▶ [Data provided]:
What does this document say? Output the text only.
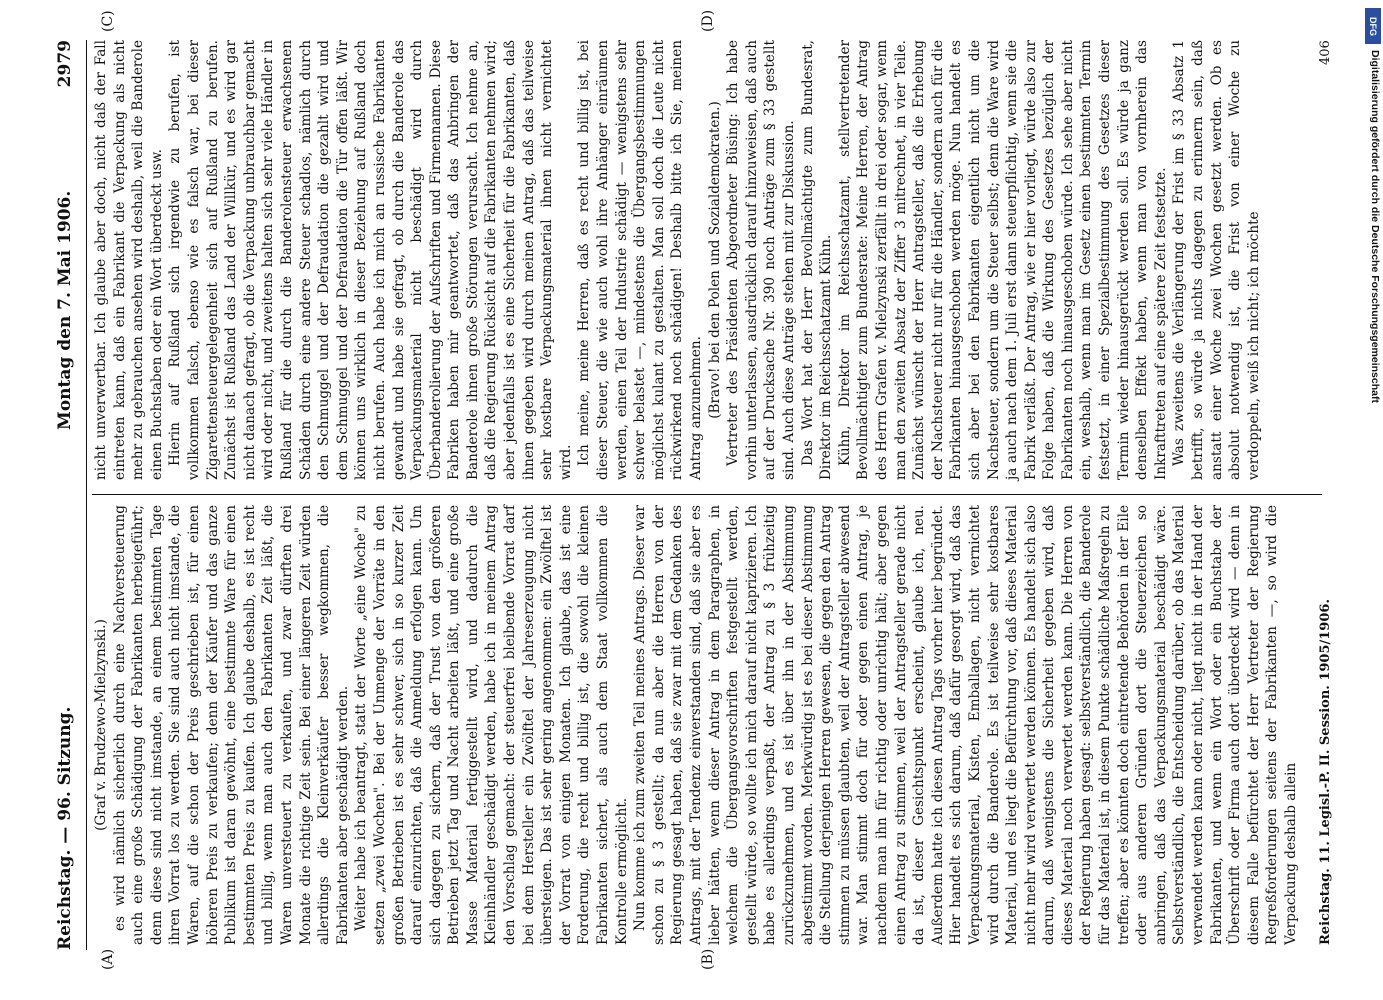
Reichstag. — 96. Sitzung.
Montag den 7. Mai 1906.
2979
(A)	(B)
(C)	(D)

(Graf v. Brudzewo-Mielzynski.) es wird nämlich sicherlich durch eine Nachversteuerung auch eine große Schädigung der Fabrikanten herbeigeführt; denn diese sind nicht imstande, an einem bestimmten Tage ihren Vorrat los zu werden. Sie sind auch nicht imstande, die Waren, auf die schon der Preis geschrieben ist, für einen höheren Preis zu verkaufen; denn der Käufer und das ganze Publikum ist daran gewöhnt, eine bestimmte Ware für einen bestimmten Preis zu kaufen. Ich glaube deshalb, es ist recht und billig, wenn man auch den Fabrikanten Zeit läßt, die Waren unversteuert zu verkaufen, und zwar dürften drei Monate die richtige Zeit sein. Bei einer längeren Zeit würden allerdings die Kleinverkäufer besser wegkommen, die Fabrikanten aber geschädigt werden. Weiter habe ich beantragt, statt der Worte „eine Woche" zu setzen „zwei Wochen". Bei der Unmenge der Vorräte in den großen Betrieben ist es sehr schwer, sich in so kurzer Zeit darauf einzurichten, daß die Anmeldung erfolgen kann. Um sich dagegen zu sichern, daß der Trust von den größeren Betrieben jetzt Tag und Nacht arbeiten läßt, und eine große Masse Material fertiggestellt wird, und dadurch die Kleinhändler geschädigt werden, habe ich in meinem Antrag den Vorschlag gemacht: der steuerfrei bleibende Vorrat darf bei dem Hersteller ein Zwölftel der Jahreserzeugung nicht übersteigen. Das ist sehr gering angenommen: ein Zwölftel ist der Vorrat von einigen Monaten. Ich glaube, das ist eine Forderung, die recht und billig ist, die sowohl die kleinen Fabrikanten sichert, als auch dem Staat vollkommen die Kontrolle ermöglicht. Nun komme ich zum zweiten Teil meines Antrags. Dieser war schon zu § 3 gestellt; da nun aber die Herren von der Regierung gesagt haben, daß sie zwar mit dem Gedanken des Antrags, mit der Tendenz einverstanden sind, daß sie aber es lieber hätten, wenn dieser Antrag in dem Paragraphen, in welchem die Übergangsvorschriften festgestellt werden, gestellt würde, so wollte ich mich darauf nicht kaprizieren. Ich habe es allerdings verpaßt, der Antrag zu § 3 frühzeitig zurückzunehmen, und es ist über ihn in der Abstimmung abgestimmt worden. Merkwürdig ist es bei dieser Abstimmung die Stellung derjenigen Herren gewesen, die gegen den Antrag stimmen zu müssen glaubten, weil der Antragsteller abwesend war. Man stimmt doch für oder gegen einen Antrag, je nachdem man ihn für richtig oder unrichtig hält; aber gegen einen Antrag zu stimmen, weil der Antragsteller gerade nicht da ist, dieser Gesichtspunkt erscheint, glaube ich, neu. Außerdem hatte ich diesen Antrag Tags vorher hier begründet. Hier handelt es sich darum, daß dafür gesorgt wird, daß das Verpackungsmaterial, Kisten, Emballagen, nicht vernichtet wird durch die Banderole. Es ist teilweise sehr kostbares Material, und es liegt die Befürchtung vor, daß dieses Material nicht mehr wird verwertet werden können. Es handelt sich also darum, daß wenigstens die Sicherheit gegeben wird, daß dieses Material noch verwertet werden kann. Die Herren von der Regierung haben gesagt: selbstverständlich, die Banderole für das Material ist, in diesem Punkte schädliche Maßregeln zu treffen; aber es könnten doch eintretende Behörden in der Eile oder aus anderen Gründen dort die Steuerzeichen so anbringen, daß das Verpackungsmaterial beschädigt wäre. Selbstverständlich, die Entscheidung darüber, ob das Material verwendet werden kann oder nicht, liegt nicht in der Hand der Fabrikanten, und wenn ein Wort oder ein Buchstabe der Überschrift oder Firma auch dort überdeckt wird — denn in diesem Falle befürchtet der Herr Vertreter der Regierung Regreßforderungen seitens der Fabrikanten —, so wird die Verpackung deshalb allein

nicht unverwertbar. Ich glaube aber doch, nicht daß der Fall eintreten kann, daß ein Fabrikant die Verpackung als nicht mehr zu gebrauchen ansehen wird deshalb, weil die Banderole einen Buchstaben oder ein Wort überdeckt usw. Hierin auf Rußland sich irgendwie zu berufen, ist vollkommen falsch, ebenso wie es falsch war, bei dieser Zigarettensteuergelegenheit sich auf Rußland zu berufen. Zunächst ist Rußland das Land der Willkür, und es wird gar nicht danach gefragt, ob die Verpackung unbrauchbar gemacht wird oder nicht, und zweitens halten sich sehr viele Händler in Rußland für die durch die Banderolensteuer erwachsenen Schäden durch eine andere Steuer schadlos, nämlich durch den Schmuggel und der Defraudation die gezahlt wird und dem Schmuggel und der Defraudation die Tür offen läßt. Wir können uns wirklich in dieser Beziehung auf Rußland doch nicht berufen. Auch habe ich mich an russische Fabrikanten gewandt und habe sie gefragt, ob durch die Banderole das Verpackungsmaterial nicht beschädigt wird durch Überbanderolierung der Aufschriften und Firmennamen. Diese Fabriken haben mir geantwortet, daß das Anbringen der Banderole ihnen große Störungen verursacht. Ich nehme an, daß die Regierung Rücksicht auf die Fabrikanten nehmen wird; aber jedenfalls ist es eine Sicherheit für die Fabrikanten, daß ihnen gegeben wird durch meinen Antrag, daß das teilweise sehr kostbare Verpackungsmaterial ihnen nicht vernichtet wird. Ich meine, meine Herren, daß es recht und billig ist, bei dieser Steuer, die wie auch wohl ihre Anhänger einräumen werden, einen Teil der Industrie schädigt — wenigstens sehr schwer belastet —, mindestens die Übergangsbestimmungen möglichst kulant zu gestalten. Man soll doch die Leute nicht rückwirkend noch schädigen! Deshalb bitte ich Sie, meinen Antrag anzunehmen. (Bravo! bei den Polen und Sozialdemokraten.) Vertreter des Präsidenten Abgeordneter Büsing: Ich habe vorhin unterlassen, ausdrücklich darauf hinzuweisen, daß auch auf der Drucksache Nr. 390 noch Anträge zum § 33 gestellt sind. Auch diese Anträge stehen mit zur Diskussion. Das Wort hat der Herr Bevollmächtigte zum Bundesrat, Direktor im Reichsschatzamt Kühn. Kühn, Direktor im Reichsschatzamt, stellvertretender Bevollmächtigter zum Bundesrate: Meine Herren, der Antrag des Herrn Grafen v. Mielzynski zerfällt in drei oder sogar, wenn man den zweiten Absatz der Ziffer 3 mitrechnet, in vier Teile. Zunächst wünscht der Herr Antragsteller, daß die Erhebung der Nachsteuer nicht nur für die Händler, sondern auch für die Fabrikanten hinausgeschoben werden möge. Nun handelt es sich aber bei den Fabrikanten eigentlich nicht um die Nachsteuer, sondern um die Steuer selbst; denn die Ware wird ja auch nach dem 1. Juli erst dann steuerpflichtig, wenn sie die Fabrik verläßt. Der Antrag, wie er hier vorliegt, würde also zur Folge haben, daß die Wirkung des Gesetzes bezüglich der Fabrikanten noch hinausgeschoben würde. Ich sehe aber nicht ein, weshalb, wenn man im Gesetz einen bestimmten Termin festsetzt, in einer Spezialbestimmung des Gesetzes dieser Termin wieder hinausgerückt werden soll. Es würde ja ganz denselben Effekt haben, wenn man von vornherein das Inkrafttreten auf eine spätere Zeit festsetzte. Was zweitens die Verlängerung der Frist im § 33 Absatz 1 betrifft, so würde ja nichts dagegen zu erinnern sein, daß anstatt einer Woche zwei Wochen gesetzt werden. Ob es absolut notwendig ist, die Frist von einer Woche zu verdoppeln, weiß ich nicht; ich möchte

Reichstag. 11. Legisl.-P. II. Session. 1905/1906.
406
DFG
Digitalisierung gefördert durch die Deutsche Forschungsgemeinschaft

▶ [What you have to do]: Across the records above, count each line that holds the word "Reichstag" and give only the resulting number.

▶ [Response to this exercise]: 2